====== Input for this task ======

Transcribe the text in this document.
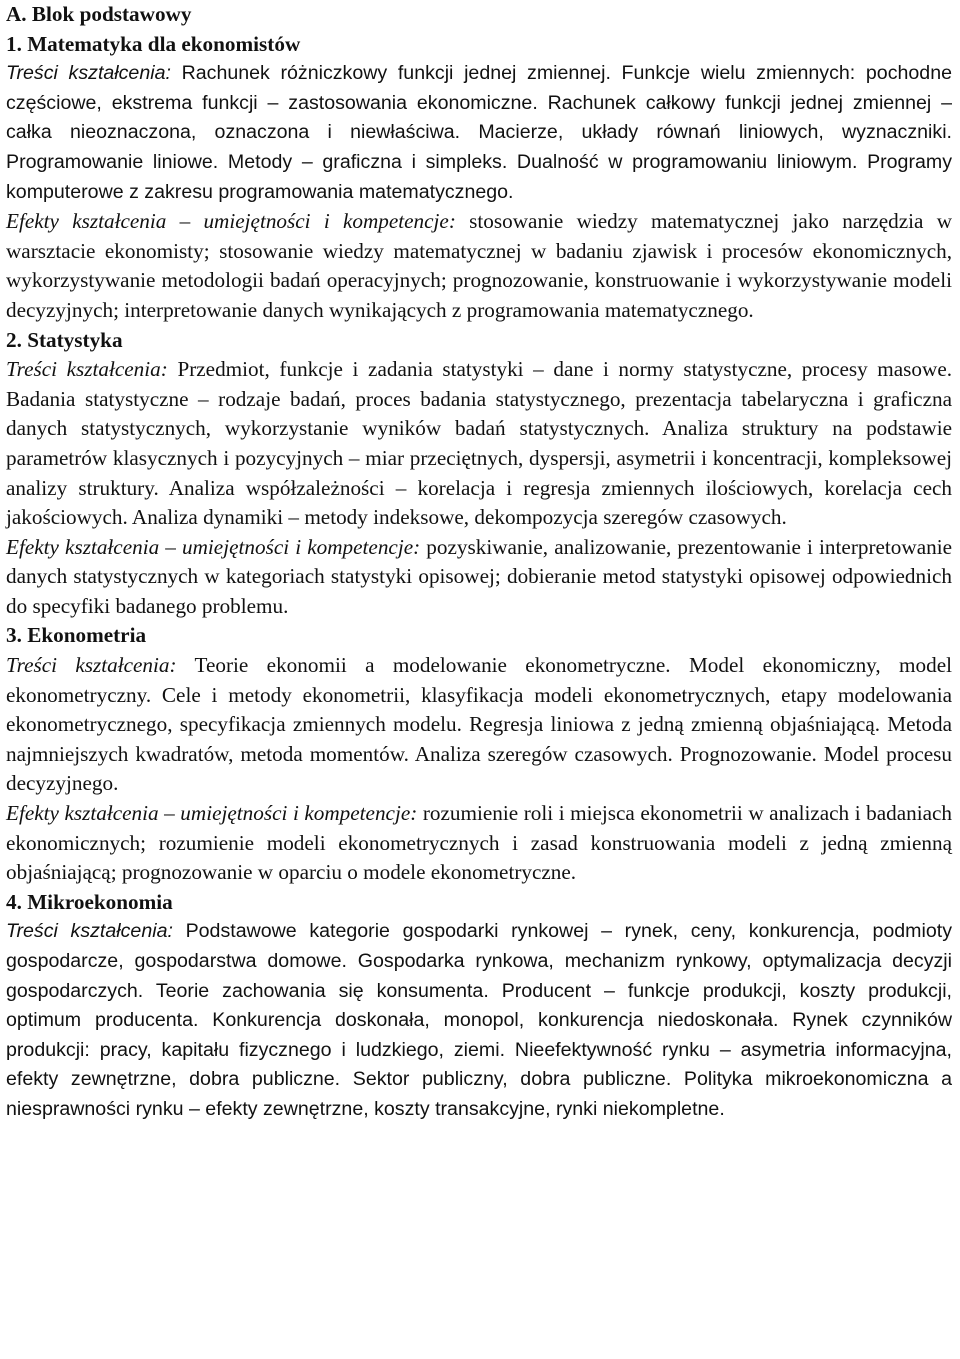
A. Blok podstawowy
1. Matematyka dla ekonomistów

Treści kształcenia: Rachunek różniczkowy funkcji jednej zmiennej. Funkcje wielu zmiennych: pochodne częściowe, ekstrema funkcji – zastosowania ekonomiczne. Rachunek całkowy funkcji jednej zmiennej – całka nieoznaczona, oznaczona i niewłaściwa. Macierze, układy równań liniowych, wyznaczniki. Programowanie liniowe. Metody – graficzna i simpleks. Dualność w programowaniu liniowym. Programy komputerowe z zakresu programowania matematycznego.

Efekty kształcenia – umiejętności i kompetencje: stosowanie wiedzy matematycznej jako narzędzia w warsztacie ekonomisty; stosowanie wiedzy matematycznej w badaniu zjawisk i procesów ekonomicznych, wykorzystywanie metodologii badań operacyjnych; prognozowanie, konstruowanie i wykorzystywanie modeli decyzyjnych; interpretowanie danych wynikających z programowania matematycznego.

2. Statystyka

Treści kształcenia: Przedmiot, funkcje i zadania statystyki – dane i normy statystyczne, procesy masowe. Badania statystyczne – rodzaje badań, proces badania statystycznego, prezentacja tabelaryczna i graficzna danych statystycznych, wykorzystanie wyników badań statystycznych. Analiza struktury na podstawie parametrów klasycznych i pozycyjnych – miar przeciętnych, dyspersji, asymetrii i koncentracji, kompleksowej analizy struktury. Analiza współzależności – korelacja i regresja zmiennych ilościowych, korelacja cech jakościowych. Analiza dynamiki – metody indeksowe, dekompozycja szeregów czasowych.

Efekty kształcenia – umiejętności i kompetencje: pozyskiwanie, analizowanie, prezentowanie i interpretowanie danych statystycznych w kategoriach statystyki opisowej; dobieranie metod statystyki opisowej odpowiednich do specyfiki badanego problemu.

3. Ekonometria

Treści kształcenia: Teorie ekonomii a modelowanie ekonometryczne. Model ekonomiczny, model ekonometryczny. Cele i metody ekonometrii, klasyfikacja modeli ekonometrycznych, etapy modelowania ekonometrycznego, specyfikacja zmiennych modelu. Regresja liniowa z jedną zmienną objaśniającą. Metoda najmniejszych kwadratów, metoda momentów. Analiza szeregów czasowych. Prognozowanie. Model procesu decyzyjnego.

Efekty kształcenia – umiejętności i kompetencje: rozumienie roli i miejsca ekonometrii w analizach i badaniach ekonomicznych; rozumienie modeli ekonometrycznych i zasad konstruowania modeli z jedną zmienną objaśniającą; prognozowanie w oparciu o modele ekonometryczne.

4. Mikroekonomia

Treści kształcenia: Podstawowe kategorie gospodarki rynkowej – rynek, ceny, konkurencja, podmioty gospodarcze, gospodarstwa domowe. Gospodarka rynkowa, mechanizm rynkowy, optymalizacja decyzji gospodarczych. Teorie zachowania się konsumenta. Producent – funkcje produkcji, koszty produkcji, optimum producenta. Konkurencja doskonała, monopol, konkurencja niedoskonała. Rynek czynników produkcji: pracy, kapitału fizycznego i ludzkiego, ziemi. Nieefektywność rynku – asymetria informacyjna, efekty zewnętrzne, dobra publiczne. Sektor publiczny, dobra publiczne. Polityka mikroekonomiczna a niesprawności rynku – efekty zewnętrzne, koszty transakcyjne, rynki niekompletne.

======

Requirements:
Every record must be copied exactly, with the pictures left out.

Solution for this task:
Transcribe the text in this document.
A. Blok podstawowy
1. Matematyka dla ekonomistów

Treści kształcenia: Rachunek różniczkowy funkcji jednej zmiennej. Funkcje wielu zmiennych: pochodne częściowe, ekstrema funkcji – zastosowania ekonomiczne. Rachunek całkowy funkcji jednej zmiennej – całka nieoznaczona, oznaczona i niewłaściwa. Macierze, układy równań liniowych, wyznaczniki. Programowanie liniowe. Metody – graficzna i simpleks. Dualność w programowaniu liniowym. Programy komputerowe z zakresu programowania matematycznego.

Efekty kształcenia – umiejętności i kompetencje: stosowanie wiedzy matematycznej jako narzędzia w warsztacie ekonomisty; stosowanie wiedzy matematycznej w badaniu zjawisk i procesów ekonomicznych, wykorzystywanie metodologii badań operacyjnych; prognozowanie, konstruowanie i wykorzystywanie modeli decyzyjnych; interpretowanie danych wynikających z programowania matematycznego.

2. Statystyka

Treści kształcenia: Przedmiot, funkcje i zadania statystyki – dane i normy statystyczne, procesy masowe. Badania statystyczne – rodzaje badań, proces badania statystycznego, prezentacja tabelaryczna i graficzna danych statystycznych, wykorzystanie wyników badań statystycznych. Analiza struktury na podstawie parametrów klasycznych i pozycyjnych – miar przeciętnych, dyspersji, asymetrii i koncentracji, kompleksowej analizy struktury. Analiza współzależności – korelacja i regresja zmiennych ilościowych, korelacja cech jakościowych. Analiza dynamiki – metody indeksowe, dekompozycja szeregów czasowych.

Efekty kształcenia – umiejętności i kompetencje: pozyskiwanie, analizowanie, prezentowanie i interpretowanie danych statystycznych w kategoriach statystyki opisowej; dobieranie metod statystyki opisowej odpowiednich do specyfiki badanego problemu.

3. Ekonometria

Treści kształcenia: Teorie ekonomii a modelowanie ekonometryczne. Model ekonomiczny, model ekonometryczny. Cele i metody ekonometrii, klasyfikacja modeli ekonometrycznych, etapy modelowania ekonometrycznego, specyfikacja zmiennych modelu. Regresja liniowa z jedną zmienną objaśniającą. Metoda najmniejszych kwadratów, metoda momentów. Analiza szeregów czasowych. Prognozowanie. Model procesu decyzyjnego.

Efekty kształcenia – umiejętności i kompetencje: rozumienie roli i miejsca ekonometrii w analizach i badaniach ekonomicznych; rozumienie modeli ekonometrycznych i zasad konstruowania modeli z jedną zmienną objaśniającą; prognozowanie w oparciu o modele ekonometryczne.

4. Mikroekonomia

Treści kształcenia: Podstawowe kategorie gospodarki rynkowej – rynek, ceny, konkurencja, podmioty gospodarcze, gospodarstwa domowe. Gospodarka rynkowa, mechanizm rynkowy, optymalizacja decyzji gospodarczych. Teorie zachowania się konsumenta. Producent – funkcje produkcji, koszty produkcji, optimum producenta. Konkurencja doskonała, monopol, konkurencja niedoskonała. Rynek czynników produkcji: pracy, kapitału fizycznego i ludzkiego, ziemi. Nieefektywność rynku – asymetria informacyjna, efekty zewnętrzne, dobra publiczne. Sektor publiczny, dobra publiczne. Polityka mikroekonomiczna a niesprawności rynku – efekty zewnętrzne, koszty transakcyjne, rynki niekompletne.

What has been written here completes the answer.